# start of DATA TO PROCESS

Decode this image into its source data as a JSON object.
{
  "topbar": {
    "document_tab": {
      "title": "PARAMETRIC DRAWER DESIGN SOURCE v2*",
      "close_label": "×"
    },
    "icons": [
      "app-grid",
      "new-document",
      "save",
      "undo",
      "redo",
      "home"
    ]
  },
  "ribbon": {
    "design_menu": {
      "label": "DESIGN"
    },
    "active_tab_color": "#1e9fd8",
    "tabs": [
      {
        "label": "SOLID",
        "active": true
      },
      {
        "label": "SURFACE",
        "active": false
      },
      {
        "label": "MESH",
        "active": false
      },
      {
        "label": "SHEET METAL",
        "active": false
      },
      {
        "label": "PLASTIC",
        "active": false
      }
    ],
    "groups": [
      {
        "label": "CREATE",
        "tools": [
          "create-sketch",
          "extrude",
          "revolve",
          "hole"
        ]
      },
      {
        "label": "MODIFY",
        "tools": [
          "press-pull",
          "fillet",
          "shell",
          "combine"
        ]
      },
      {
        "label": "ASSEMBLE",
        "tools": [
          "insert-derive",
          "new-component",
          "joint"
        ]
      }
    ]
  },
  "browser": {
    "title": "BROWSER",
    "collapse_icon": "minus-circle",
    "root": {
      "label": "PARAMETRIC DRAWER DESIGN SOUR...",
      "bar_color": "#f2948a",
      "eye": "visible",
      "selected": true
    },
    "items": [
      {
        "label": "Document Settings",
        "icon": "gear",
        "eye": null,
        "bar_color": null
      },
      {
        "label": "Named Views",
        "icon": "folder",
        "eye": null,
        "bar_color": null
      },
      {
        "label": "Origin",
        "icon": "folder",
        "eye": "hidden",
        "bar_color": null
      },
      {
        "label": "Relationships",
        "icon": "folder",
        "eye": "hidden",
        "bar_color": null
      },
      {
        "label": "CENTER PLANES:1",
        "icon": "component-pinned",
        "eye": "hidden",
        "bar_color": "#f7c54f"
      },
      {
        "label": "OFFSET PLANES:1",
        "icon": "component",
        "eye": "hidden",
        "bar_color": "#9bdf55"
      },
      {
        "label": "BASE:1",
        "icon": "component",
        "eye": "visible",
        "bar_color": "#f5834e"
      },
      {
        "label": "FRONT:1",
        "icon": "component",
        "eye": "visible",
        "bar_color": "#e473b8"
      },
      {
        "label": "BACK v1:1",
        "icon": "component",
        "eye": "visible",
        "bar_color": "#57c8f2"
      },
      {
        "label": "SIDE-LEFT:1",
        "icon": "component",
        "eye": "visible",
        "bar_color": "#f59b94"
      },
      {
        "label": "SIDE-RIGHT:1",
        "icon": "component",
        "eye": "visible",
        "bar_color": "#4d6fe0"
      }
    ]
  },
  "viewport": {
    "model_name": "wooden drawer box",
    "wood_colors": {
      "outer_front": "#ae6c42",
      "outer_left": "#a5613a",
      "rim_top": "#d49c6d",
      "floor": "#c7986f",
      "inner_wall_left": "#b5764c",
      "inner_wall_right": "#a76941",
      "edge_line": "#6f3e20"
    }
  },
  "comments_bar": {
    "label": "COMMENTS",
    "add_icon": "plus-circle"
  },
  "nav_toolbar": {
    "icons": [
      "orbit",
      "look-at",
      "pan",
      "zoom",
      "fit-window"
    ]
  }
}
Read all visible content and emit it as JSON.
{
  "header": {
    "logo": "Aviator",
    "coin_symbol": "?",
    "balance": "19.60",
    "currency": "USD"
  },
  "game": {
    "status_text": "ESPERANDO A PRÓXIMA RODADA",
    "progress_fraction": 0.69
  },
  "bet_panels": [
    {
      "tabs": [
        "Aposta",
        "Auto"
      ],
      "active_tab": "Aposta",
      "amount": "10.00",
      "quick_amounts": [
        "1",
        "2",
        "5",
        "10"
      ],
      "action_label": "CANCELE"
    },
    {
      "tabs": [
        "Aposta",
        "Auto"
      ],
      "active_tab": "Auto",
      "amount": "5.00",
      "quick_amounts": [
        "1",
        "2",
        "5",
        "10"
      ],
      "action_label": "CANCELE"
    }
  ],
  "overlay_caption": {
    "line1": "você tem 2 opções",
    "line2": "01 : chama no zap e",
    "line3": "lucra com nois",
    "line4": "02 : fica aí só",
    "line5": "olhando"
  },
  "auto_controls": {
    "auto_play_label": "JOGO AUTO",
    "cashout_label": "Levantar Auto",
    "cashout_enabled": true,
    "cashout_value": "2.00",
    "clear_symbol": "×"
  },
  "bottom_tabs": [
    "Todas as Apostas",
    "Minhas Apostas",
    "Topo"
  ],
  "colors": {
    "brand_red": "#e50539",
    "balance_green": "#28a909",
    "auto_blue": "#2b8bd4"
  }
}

# end of DATA TO PROCESS

__TASK DIRECTIONS__
Check every line of the data above for the string "circle", and copy those that have it.

__COMPLETE RESPONSE__
    "collapse_icon": "minus-circle",
    "add_icon": "plus-circle"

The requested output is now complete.